┌─ Data listing
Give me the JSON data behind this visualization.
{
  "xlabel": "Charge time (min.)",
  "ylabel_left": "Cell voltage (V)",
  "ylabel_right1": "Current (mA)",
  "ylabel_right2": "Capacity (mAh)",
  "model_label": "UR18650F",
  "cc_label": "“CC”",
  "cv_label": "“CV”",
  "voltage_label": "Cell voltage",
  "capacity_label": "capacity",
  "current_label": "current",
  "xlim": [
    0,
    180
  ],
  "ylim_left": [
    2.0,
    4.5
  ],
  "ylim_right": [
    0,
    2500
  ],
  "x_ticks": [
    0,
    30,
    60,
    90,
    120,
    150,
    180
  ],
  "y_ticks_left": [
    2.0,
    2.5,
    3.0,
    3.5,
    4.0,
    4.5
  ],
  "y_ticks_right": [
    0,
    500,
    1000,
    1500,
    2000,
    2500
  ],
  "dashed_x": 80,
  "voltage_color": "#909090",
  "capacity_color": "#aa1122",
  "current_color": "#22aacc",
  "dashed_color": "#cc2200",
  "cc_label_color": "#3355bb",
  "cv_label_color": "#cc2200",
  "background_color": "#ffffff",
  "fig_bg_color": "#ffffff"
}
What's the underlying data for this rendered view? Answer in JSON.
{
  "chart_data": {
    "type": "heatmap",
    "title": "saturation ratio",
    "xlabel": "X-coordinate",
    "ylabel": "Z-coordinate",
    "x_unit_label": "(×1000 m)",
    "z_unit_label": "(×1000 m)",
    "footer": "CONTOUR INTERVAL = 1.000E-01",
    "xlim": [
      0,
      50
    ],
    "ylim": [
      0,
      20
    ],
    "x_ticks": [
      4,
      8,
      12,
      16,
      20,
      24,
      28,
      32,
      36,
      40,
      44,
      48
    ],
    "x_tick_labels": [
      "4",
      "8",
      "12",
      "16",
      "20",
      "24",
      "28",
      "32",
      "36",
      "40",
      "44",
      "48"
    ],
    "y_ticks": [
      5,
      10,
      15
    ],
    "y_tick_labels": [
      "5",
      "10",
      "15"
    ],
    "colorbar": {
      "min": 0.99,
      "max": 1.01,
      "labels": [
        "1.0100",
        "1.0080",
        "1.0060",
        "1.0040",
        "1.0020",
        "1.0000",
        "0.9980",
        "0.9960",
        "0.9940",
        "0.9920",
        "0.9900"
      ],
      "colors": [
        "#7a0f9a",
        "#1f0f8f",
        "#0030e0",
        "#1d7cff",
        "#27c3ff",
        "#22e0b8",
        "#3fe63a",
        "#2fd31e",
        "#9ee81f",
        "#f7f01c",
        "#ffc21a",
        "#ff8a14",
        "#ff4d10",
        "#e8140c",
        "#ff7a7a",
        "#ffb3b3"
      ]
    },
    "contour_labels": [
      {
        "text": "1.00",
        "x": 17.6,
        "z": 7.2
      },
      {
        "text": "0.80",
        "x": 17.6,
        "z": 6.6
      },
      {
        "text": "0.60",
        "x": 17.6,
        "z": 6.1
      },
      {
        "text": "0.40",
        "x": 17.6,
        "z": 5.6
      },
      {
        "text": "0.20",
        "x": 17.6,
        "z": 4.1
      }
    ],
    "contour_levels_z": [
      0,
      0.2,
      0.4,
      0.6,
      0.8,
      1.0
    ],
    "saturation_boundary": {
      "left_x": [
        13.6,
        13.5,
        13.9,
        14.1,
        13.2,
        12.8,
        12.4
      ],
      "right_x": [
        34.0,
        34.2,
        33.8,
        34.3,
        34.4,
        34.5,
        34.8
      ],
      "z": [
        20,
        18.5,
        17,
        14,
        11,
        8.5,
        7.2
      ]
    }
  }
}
└─
### Exercise directions
Copy each record from above exactly, and include every line.

### Result of the exercise
Give me the JSON data behind this visualization.
{
  "xlabel": "Charge time (min.)",
  "ylabel_left": "Cell voltage (V)",
  "ylabel_right1": "Current (mA)",
  "ylabel_right2": "Capacity (mAh)",
  "model_label": "UR18650F",
  "cc_label": "“CC”",
  "cv_label": "“CV”",
  "voltage_label": "Cell voltage",
  "capacity_label": "capacity",
  "current_label": "current",
  "xlim": [
    0,
    180
  ],
  "ylim_left": [
    2.0,
    4.5
  ],
  "ylim_right": [
    0,
    2500
  ],
  "x_ticks": [
    0,
    30,
    60,
    90,
    120,
    150,
    180
  ],
  "y_ticks_left": [
    2.0,
    2.5,
    3.0,
    3.5,
    4.0,
    4.5
  ],
  "y_ticks_right": [
    0,
    500,
    1000,
    1500,
    2000,
    2500
  ],
  "dashed_x": 80,
  "voltage_color": "#909090",
  "capacity_color": "#aa1122",
  "current_color": "#22aacc",
  "dashed_color": "#cc2200",
  "cc_label_color": "#3355bb",
  "cv_label_color": "#cc2200",
  "background_color": "#ffffff",
  "fig_bg_color": "#ffffff"
}
What's the underlying data for this rendered view? Answer in JSON.
{
  "chart_data": {
    "type": "heatmap",
    "title": "saturation ratio",
    "xlabel": "X-coordinate",
    "ylabel": "Z-coordinate",
    "x_unit_label": "(×1000 m)",
    "z_unit_label": "(×1000 m)",
    "footer": "CONTOUR INTERVAL = 1.000E-01",
    "xlim": [
      0,
      50
    ],
    "ylim": [
      0,
      20
    ],
    "x_ticks": [
      4,
      8,
      12,
      16,
      20,
      24,
      28,
      32,
      36,
      40,
      44,
      48
    ],
    "x_tick_labels": [
      "4",
      "8",
      "12",
      "16",
      "20",
      "24",
      "28",
      "32",
      "36",
      "40",
      "44",
      "48"
    ],
    "y_ticks": [
      5,
      10,
      15
    ],
    "y_tick_labels": [
      "5",
      "10",
      "15"
    ],
    "colorbar": {
      "min": 0.99,
      "max": 1.01,
      "labels": [
        "1.0100",
        "1.0080",
        "1.0060",
        "1.0040",
        "1.0020",
        "1.0000",
        "0.9980",
        "0.9960",
        "0.9940",
        "0.9920",
        "0.9900"
      ],
      "colors": [
        "#7a0f9a",
        "#1f0f8f",
        "#0030e0",
        "#1d7cff",
        "#27c3ff",
        "#22e0b8",
        "#3fe63a",
        "#2fd31e",
        "#9ee81f",
        "#f7f01c",
        "#ffc21a",
        "#ff8a14",
        "#ff4d10",
        "#e8140c",
        "#ff7a7a",
        "#ffb3b3"
      ]
    },
    "contour_labels": [
      {
        "text": "1.00",
        "x": 17.6,
        "z": 7.2
      },
      {
        "text": "0.80",
        "x": 17.6,
        "z": 6.6
      },
      {
        "text": "0.60",
        "x": 17.6,
        "z": 6.1
      },
      {
        "text": "0.40",
        "x": 17.6,
        "z": 5.6
      },
      {
        "text": "0.20",
        "x": 17.6,
        "z": 4.1
      }
    ],
    "contour_levels_z": [
      0,
      0.2,
      0.4,
      0.6,
      0.8,
      1.0
    ],
    "saturation_boundary": {
      "left_x": [
        13.6,
        13.5,
        13.9,
        14.1,
        13.2,
        12.8,
        12.4
      ],
      "right_x": [
        34.0,
        34.2,
        33.8,
        34.3,
        34.4,
        34.5,
        34.8
      ],
      "z": [
        20,
        18.5,
        17,
        14,
        11,
        8.5,
        7.2
      ]
    }
  }
}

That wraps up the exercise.